| Goal of the exercise |
Write the listing below out again exactly, dropping the images.

Data records
^^^^

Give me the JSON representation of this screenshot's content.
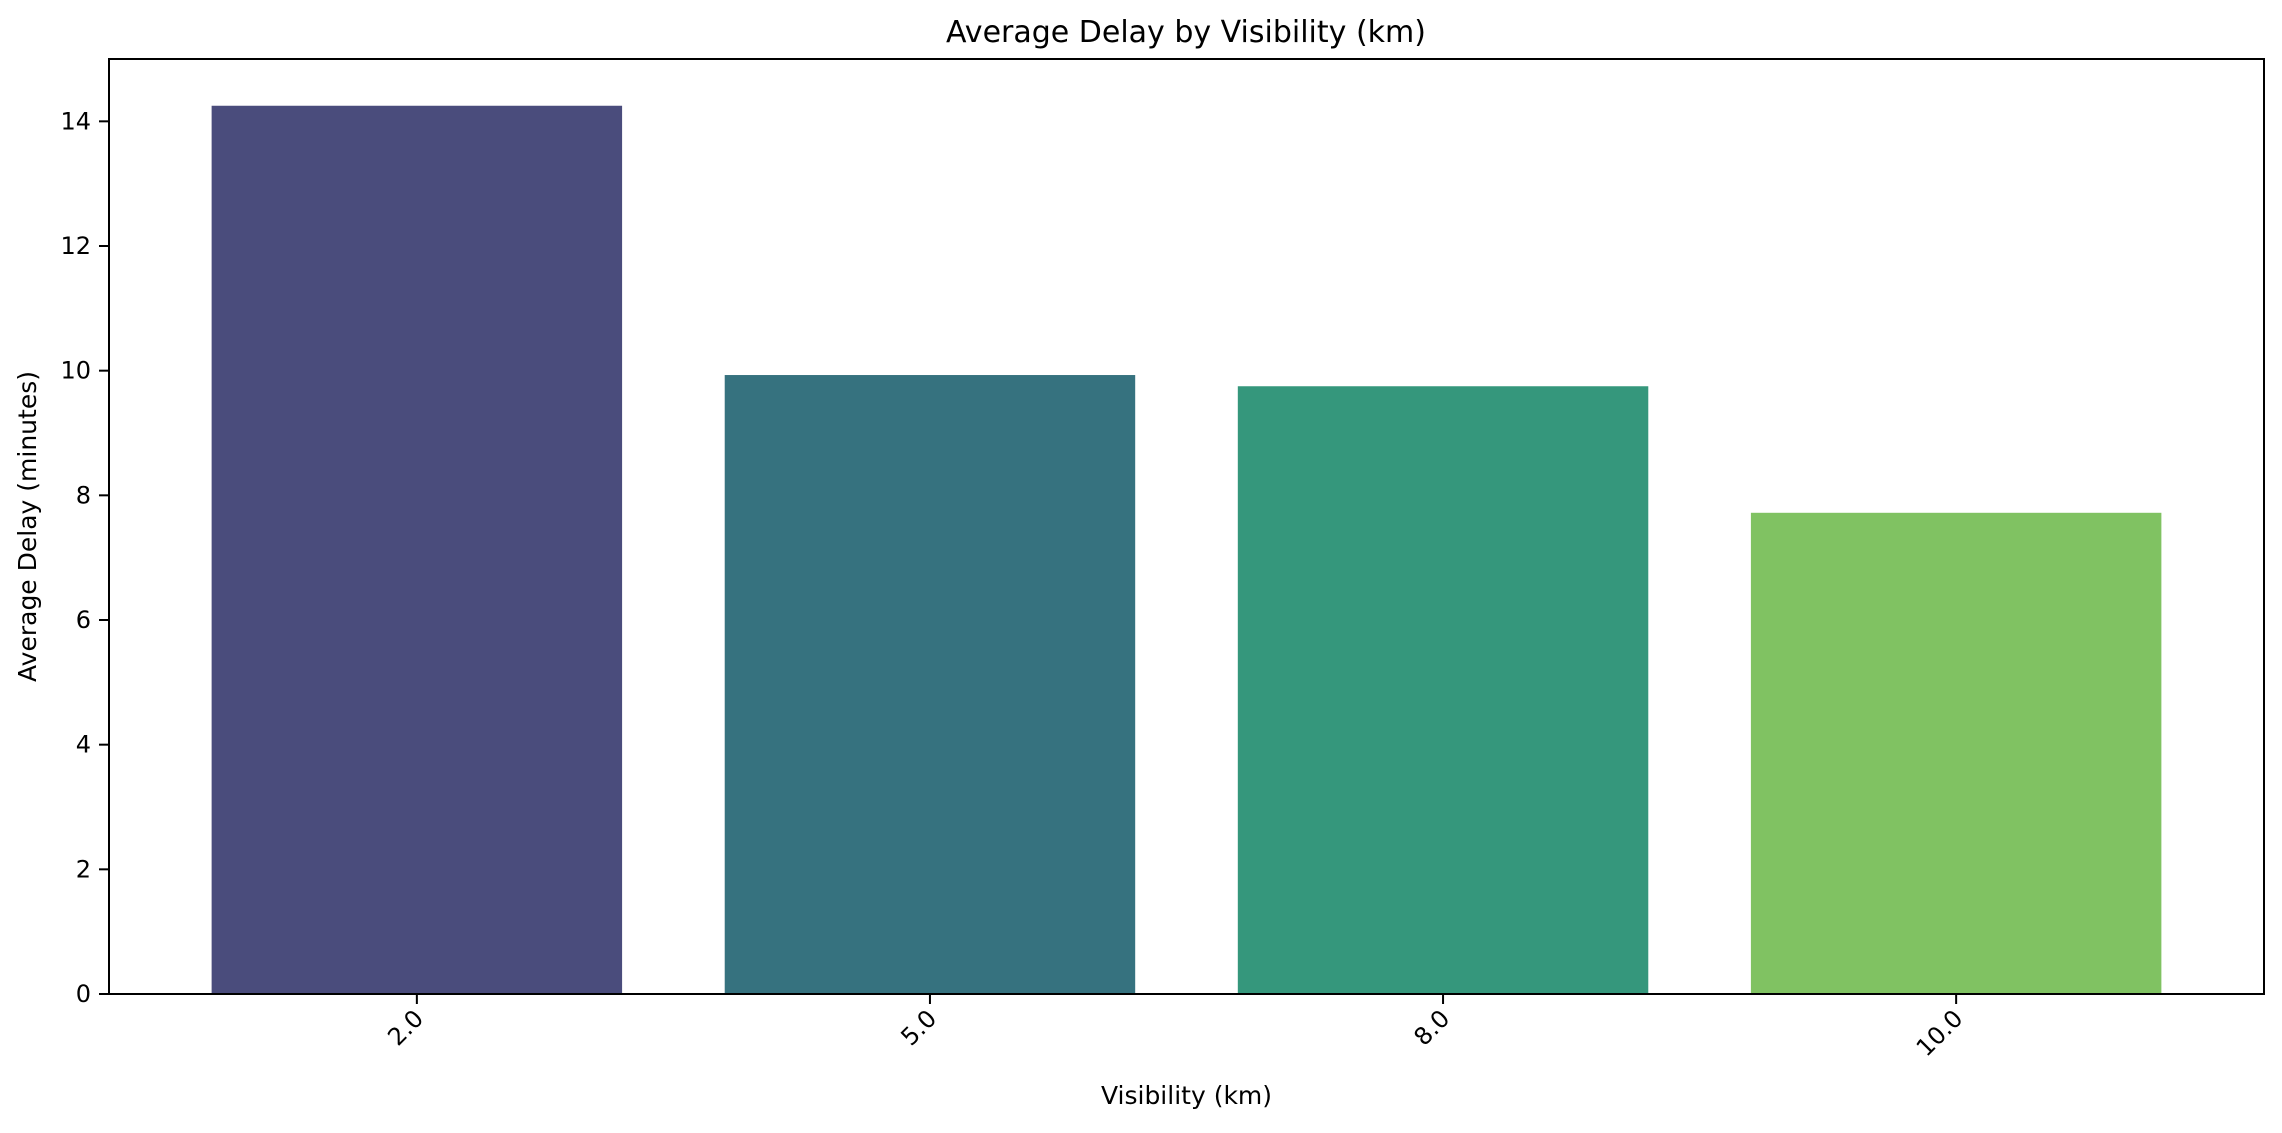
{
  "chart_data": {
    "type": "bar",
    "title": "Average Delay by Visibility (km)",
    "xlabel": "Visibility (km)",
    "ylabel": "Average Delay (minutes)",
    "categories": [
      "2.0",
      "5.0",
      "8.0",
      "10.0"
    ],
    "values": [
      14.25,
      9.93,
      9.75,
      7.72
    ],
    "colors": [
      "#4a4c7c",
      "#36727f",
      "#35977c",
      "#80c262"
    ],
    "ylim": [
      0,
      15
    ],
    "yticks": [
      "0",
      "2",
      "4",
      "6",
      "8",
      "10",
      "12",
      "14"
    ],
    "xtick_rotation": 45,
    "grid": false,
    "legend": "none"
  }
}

^^^^

| Result for this task |
Give me the JSON representation of this screenshot's content.
{
  "chart_data": {
    "type": "bar",
    "title": "Average Delay by Visibility (km)",
    "xlabel": "Visibility (km)",
    "ylabel": "Average Delay (minutes)",
    "categories": [
      "2.0",
      "5.0",
      "8.0",
      "10.0"
    ],
    "values": [
      14.25,
      9.93,
      9.75,
      7.72
    ],
    "colors": [
      "#4a4c7c",
      "#36727f",
      "#35977c",
      "#80c262"
    ],
    "ylim": [
      0,
      15
    ],
    "yticks": [
      "0",
      "2",
      "4",
      "6",
      "8",
      "10",
      "12",
      "14"
    ],
    "xtick_rotation": 45,
    "grid": false,
    "legend": "none"
  }
}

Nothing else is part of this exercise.